--- begin Records supplied ---

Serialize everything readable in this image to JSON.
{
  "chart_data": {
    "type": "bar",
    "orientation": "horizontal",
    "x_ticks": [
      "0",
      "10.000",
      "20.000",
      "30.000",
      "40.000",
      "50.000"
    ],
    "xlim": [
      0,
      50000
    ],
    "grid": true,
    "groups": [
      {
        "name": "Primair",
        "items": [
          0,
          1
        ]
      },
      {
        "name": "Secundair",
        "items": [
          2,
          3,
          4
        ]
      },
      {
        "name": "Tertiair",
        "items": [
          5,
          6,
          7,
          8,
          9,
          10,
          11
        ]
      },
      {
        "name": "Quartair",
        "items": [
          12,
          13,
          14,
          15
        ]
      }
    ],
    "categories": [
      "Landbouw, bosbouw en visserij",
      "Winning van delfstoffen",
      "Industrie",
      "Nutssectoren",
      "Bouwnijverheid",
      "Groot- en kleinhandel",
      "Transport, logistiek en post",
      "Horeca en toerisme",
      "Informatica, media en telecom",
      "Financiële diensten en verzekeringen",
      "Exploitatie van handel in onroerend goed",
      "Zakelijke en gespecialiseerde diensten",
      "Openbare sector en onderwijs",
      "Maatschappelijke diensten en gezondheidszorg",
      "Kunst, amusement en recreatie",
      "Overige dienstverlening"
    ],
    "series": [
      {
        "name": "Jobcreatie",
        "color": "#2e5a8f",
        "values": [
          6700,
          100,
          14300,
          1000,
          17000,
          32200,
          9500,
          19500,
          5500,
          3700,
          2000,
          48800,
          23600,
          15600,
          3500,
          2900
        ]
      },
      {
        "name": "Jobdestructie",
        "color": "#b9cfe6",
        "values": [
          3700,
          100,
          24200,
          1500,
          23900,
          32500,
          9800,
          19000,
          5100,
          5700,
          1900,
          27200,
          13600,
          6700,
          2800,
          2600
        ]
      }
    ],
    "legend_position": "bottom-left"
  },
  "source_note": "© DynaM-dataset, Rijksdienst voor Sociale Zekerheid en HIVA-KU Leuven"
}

--- end Records supplied ---

## To be done
Retype all of the entries precisely as they are.

## Written answer
Serialize everything readable in this image to JSON.
{
  "chart_data": {
    "type": "bar",
    "orientation": "horizontal",
    "x_ticks": [
      "0",
      "10.000",
      "20.000",
      "30.000",
      "40.000",
      "50.000"
    ],
    "xlim": [
      0,
      50000
    ],
    "grid": true,
    "groups": [
      {
        "name": "Primair",
        "items": [
          0,
          1
        ]
      },
      {
        "name": "Secundair",
        "items": [
          2,
          3,
          4
        ]
      },
      {
        "name": "Tertiair",
        "items": [
          5,
          6,
          7,
          8,
          9,
          10,
          11
        ]
      },
      {
        "name": "Quartair",
        "items": [
          12,
          13,
          14,
          15
        ]
      }
    ],
    "categories": [
      "Landbouw, bosbouw en visserij",
      "Winning van delfstoffen",
      "Industrie",
      "Nutssectoren",
      "Bouwnijverheid",
      "Groot- en kleinhandel",
      "Transport, logistiek en post",
      "Horeca en toerisme",
      "Informatica, media en telecom",
      "Financiële diensten en verzekeringen",
      "Exploitatie van handel in onroerend goed",
      "Zakelijke en gespecialiseerde diensten",
      "Openbare sector en onderwijs",
      "Maatschappelijke diensten en gezondheidszorg",
      "Kunst, amusement en recreatie",
      "Overige dienstverlening"
    ],
    "series": [
      {
        "name": "Jobcreatie",
        "color": "#2e5a8f",
        "values": [
          6700,
          100,
          14300,
          1000,
          17000,
          32200,
          9500,
          19500,
          5500,
          3700,
          2000,
          48800,
          23600,
          15600,
          3500,
          2900
        ]
      },
      {
        "name": "Jobdestructie",
        "color": "#b9cfe6",
        "values": [
          3700,
          100,
          24200,
          1500,
          23900,
          32500,
          9800,
          19000,
          5100,
          5700,
          1900,
          27200,
          13600,
          6700,
          2800,
          2600
        ]
      }
    ],
    "legend_position": "bottom-left"
  },
  "source_note": "© DynaM-dataset, Rijksdienst voor Sociale Zekerheid en HIVA-KU Leuven"
}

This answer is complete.